### Raw data
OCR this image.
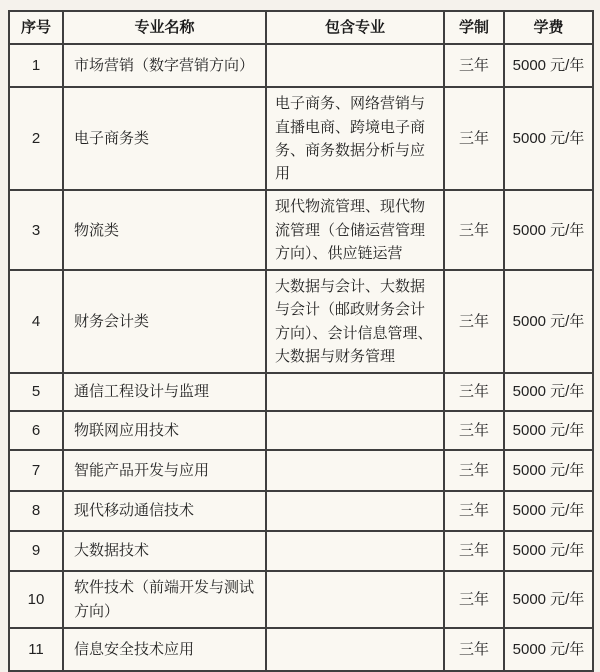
序号	专业名称	包含专业	学制	学费
1	市场营销（数字营销方向）		三年	5000 元/年
2	电子商务类	电子商务、网络营销与直播电商、跨境电子商务、商务数据分析与应用	三年	5000 元/年
3	物流类	现代物流管理、现代物流管理（仓储运营管理方向）、供应链运营	三年	5000 元/年
4	财务会计类	大数据与会计、大数据与会计（邮政财务会计方向）、会计信息管理、大数据与财务管理	三年	5000 元/年
5	通信工程设计与监理		三年	5000 元/年
6	物联网应用技术		三年	5000 元/年
7	智能产品开发与应用		三年	5000 元/年
8	现代移动通信技术		三年	5000 元/年
9	大数据技术		三年	5000 元/年
10	软件技术（前端开发与测试方向）		三年	5000 元/年
11	信息安全技术应用		三年	5000 元/年
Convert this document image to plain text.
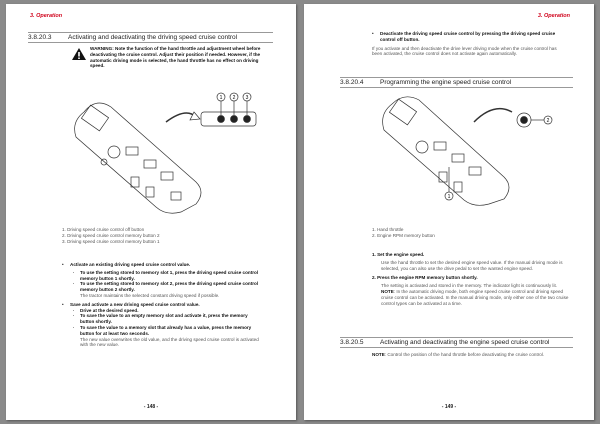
3. Operation
3.8.20.3	Activating and deactivating the driving speed cruise control
WARNING: Note the function of the hand throttle and adjustment wheel before deactivating the cruise control. Adjust their position if needed. However, if the automatic driving mode is selected, the hand throttle has no effect on driving speed.
1 2 3
1. Driving speed cruise control off button
2. Driving speed cruise control memory button 2
3. Driving speed cruise control memory button 1
• Activate an existing driving speed cruise control value.
· To use the setting stored to memory slot 1, press the driving speed cruise control memory button 1 shortly.
· To use the setting stored to memory slot 2, press the driving speed cruise control memory button 2 shortly.
The tractor maintains the selected constant driving speed if possible.
• Save and activate a new driving speed cruise control value.
· Drive at the desired speed.
· To save the value to an empty memory slot and activate it, press the memory button shortly.
· To save the value to a memory slot that already has a value, press the memory button for at least two seconds.
The new value overwrites the old value, and the driving speed cruise control is activated with the new value.
- 148 -
3. Operation
• Deactivate the driving speed cruise control by pressing the driving speed cruise control off button.
If you activate and then deactivate the drive lever driving mode when the cruise control has been activated, the cruise control does not activate again automatically.
3.8.20.4	Programming the engine speed cruise control
1
2
1. Hand throttle
2. Engine RPM memory button
1. Set the engine speed.
Use the hand throttle to set the desired engine speed value. If the manual driving mode is selected, you can also use the drive pedal to set the wanted engine speed.
2. Press the engine RPM memory button shortly.
The setting is activated and stored in the memory. The indicator light is continuously lit.
NOTE: In the automatic driving mode, both engine speed cruise control and driving speed cruise control can be activated. In the manual driving mode, only either one of the two cruise control types can be activated at a time.
3.8.20.5	Activating and deactivating the engine speed cruise control
NOTE: Control the position of the hand throttle before deactivating the cruise control.
- 149 -
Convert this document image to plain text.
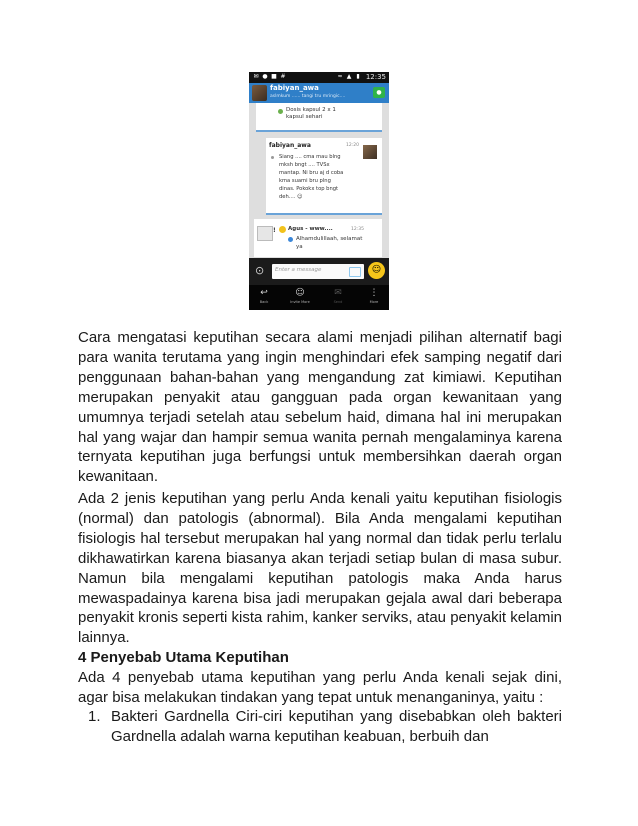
✉ ● ■ #	≈ ▲ ▮ 12:35
fabiyan_awa
aslmkum ...... tangi tru mringic....
●
Dosis kapsul 2 x 1
kapsul sehari
fabiyan_awa	12:20

Siang .... cma mau blng

mksh bngt .... TVSx

mantap. Ni bru aj d coba

kma suami bru plng

dinas. Pokokx top bngt

deh.... ☺

! Agus - www....	12:35
Alhamdulillaah, selamat
ya
⊙ Enter a message	☺
↩
Back
☺
Invite More
✉
Send
⋮
More

Cara mengatasi keputihan secara alami menjadi pilihan alternatif bagi para wanita terutama yang ingin menghindari efek samping negatif dari penggunaan bahan-bahan yang mengandung zat kimiawi. Keputihan merupakan penyakit atau gangguan pada organ kewanitaan yang umumnya terjadi setelah atau sebelum haid, dimana hal ini merupakan hal yang wajar dan hampir semua wanita pernah mengalaminya karena ternyata keputihan juga berfungsi untuk membersihkan daerah organ kewanitaan.

Ada 2 jenis keputihan yang perlu Anda kenali yaitu keputihan fisiologis (normal) dan patologis (abnormal). Bila Anda mengalami keputihan fisiologis hal tersebut merupakan hal yang normal dan tidak perlu terlalu dikhawatirkan karena biasanya akan terjadi setiap bulan di masa subur. Namun bila mengalami keputihan patologis maka Anda harus mewaspadainya karena bisa jadi merupakan gejala awal dari beberapa penyakit kronis seperti kista rahim, kanker serviks, atau penyakit kelamin lainnya.

4 Penyebab Utama Keputihan

Ada 4 penyebab utama keputihan yang perlu Anda kenali sejak dini, agar bisa melakukan tindakan yang tepat untuk menanganinya, yaitu :

1. Bakteri Gardnella Ciri-ciri keputihan yang disebabkan oleh bakteri Gardnella adalah warna keputihan keabuan, berbuih dan
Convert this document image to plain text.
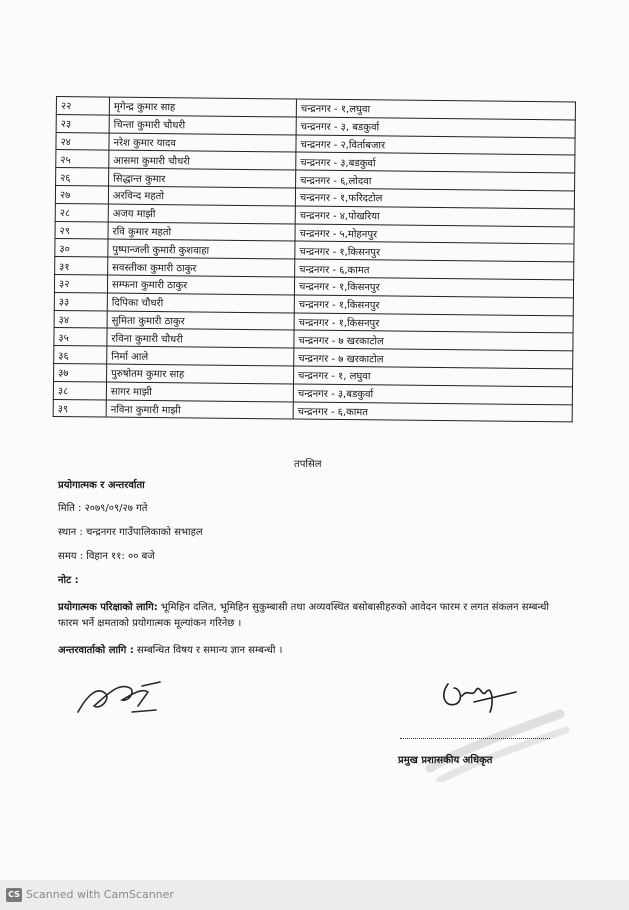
२२	मृगेन्द्र कुमार साह	चन्द्रनगर - १,लघुवा
२३	चिन्ता कुमारी चौधरी	चन्द्रनगर - ३, बडकुर्वा
२४	नरेश कुमार यादव	चन्द्रनगर - २,विर्ताबजार
२५	आसमा कुमारी चौधरी	चन्द्रनगर - ३,बडकुर्वा
२६	सिद्धान्त कुमार	चन्द्रनगर - ६,लोदवा
२७	अरविन्द महतो	चन्द्रनगर - १,फरिदटोल
२८	अजय माझी	चन्द्रनगर - ४,पोखरिया
२९	रवि कुमार महतो	चन्द्रनगर - ५,मोहनपुर
३०	पुष्पान्जली कुमारी कुशवाहा	चन्द्रनगर - १,किसनपुर
३१	सवस्तीका कुमारी ठाकुर	चन्द्रनगर - ६,कामत
३२	सम्फना कुमारी ठाकुर	चन्द्रनगर - १,किसनपुर
३३	दिपिका चौधरी	चन्द्रनगर - १,किसनपुर
३४	सुमिता कुमारी ठाकुर	चन्द्रनगर - १,किसनपुर
३५	रविना कुमारी चौधरी	चन्द्रनगर - ७ खरकाटोल
३६	निर्मा आले	चन्द्रनगर - ७ खरकाटोल
३७	पुरुषोतम कुमार साह	चन्द्रनगर - १, लघुवा
३८	सागर माझी	चन्द्रनगर - ३,बडकुर्वा
३९	नविना कुमारी माझी	चन्द्रनगर - ६,कामत
तपसिल
प्रयोगात्मक र अन्तरर्वाता
मिति : २०७९/०९/२७ गते
स्थान : चन्द्रनगर गाउँपालिकाको सभाहल
समय : विहान ११: ०० बजे
नोट :
प्रयोगात्मक परिक्षाको लागि: भूमिहिन दलित, भूमिहिन सुकुम्बासी तथा अव्यवस्थित बसोबासीहरुको आवेदन फारम र लगत संकलन सम्बन्धी फारम भर्ने क्षमताको प्रयोगात्मक मूल्यांकन गरिनेछ ।
अन्तरवार्ताको लागि : सम्बन्धित विषय र समान्य ज्ञान सम्बन्धी ।
प्रमुख प्रशासकीय अधिकृत
CS Scanned with CamScanner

### Task instructions
Count the lines that hold the string "throttle" and state that number alone.

### Task answer
4